● THE EXERCISE:
Leave out the pictures and transcribe the rest of the records exactly.

● STORED DATA:
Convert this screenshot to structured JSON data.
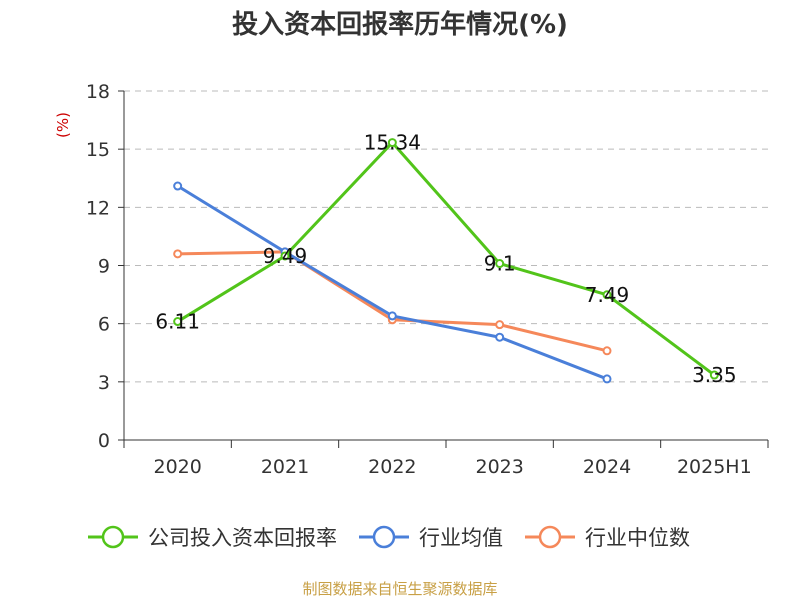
{
  "chart_data": {
    "type": "line",
    "title": "投入资本回报率历年情况(%)",
    "unit_label": "(%)",
    "categories": [
      "2020",
      "2021",
      "2022",
      "2023",
      "2024",
      "2025H1"
    ],
    "ylim": [
      0,
      18
    ],
    "yticks": [
      0,
      3,
      6,
      9,
      12,
      15,
      18
    ],
    "grid": true,
    "legend_position": "bottom",
    "series": [
      {
        "name": "公司投入资本回报率",
        "color": "#52c41a",
        "values": [
          6.11,
          9.49,
          15.34,
          9.1,
          7.49,
          3.35
        ],
        "labels": [
          "6.11",
          "9.49",
          "15.34",
          "9.1",
          "7.49",
          "3.35"
        ]
      },
      {
        "name": "行业均值",
        "color": "#4a7fd9",
        "values": [
          13.1,
          9.7,
          6.4,
          5.3,
          3.15,
          null
        ]
      },
      {
        "name": "行业中位数",
        "color": "#f5885a",
        "values": [
          9.6,
          9.7,
          6.2,
          5.95,
          4.6,
          null
        ]
      }
    ]
  },
  "source": "制图数据来自恒生聚源数据库"
}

● PROBLEM SOLUTION:
Convert this screenshot to structured JSON data.
{
  "chart_data": {
    "type": "line",
    "title": "投入资本回报率历年情况(%)",
    "unit_label": "(%)",
    "categories": [
      "2020",
      "2021",
      "2022",
      "2023",
      "2024",
      "2025H1"
    ],
    "ylim": [
      0,
      18
    ],
    "yticks": [
      0,
      3,
      6,
      9,
      12,
      15,
      18
    ],
    "grid": true,
    "legend_position": "bottom",
    "series": [
      {
        "name": "公司投入资本回报率",
        "color": "#52c41a",
        "values": [
          6.11,
          9.49,
          15.34,
          9.1,
          7.49,
          3.35
        ],
        "labels": [
          "6.11",
          "9.49",
          "15.34",
          "9.1",
          "7.49",
          "3.35"
        ]
      },
      {
        "name": "行业均值",
        "color": "#4a7fd9",
        "values": [
          13.1,
          9.7,
          6.4,
          5.3,
          3.15,
          null
        ]
      },
      {
        "name": "行业中位数",
        "color": "#f5885a",
        "values": [
          9.6,
          9.7,
          6.2,
          5.95,
          4.6,
          null
        ]
      }
    ]
  },
  "source": "制图数据来自恒生聚源数据库"
}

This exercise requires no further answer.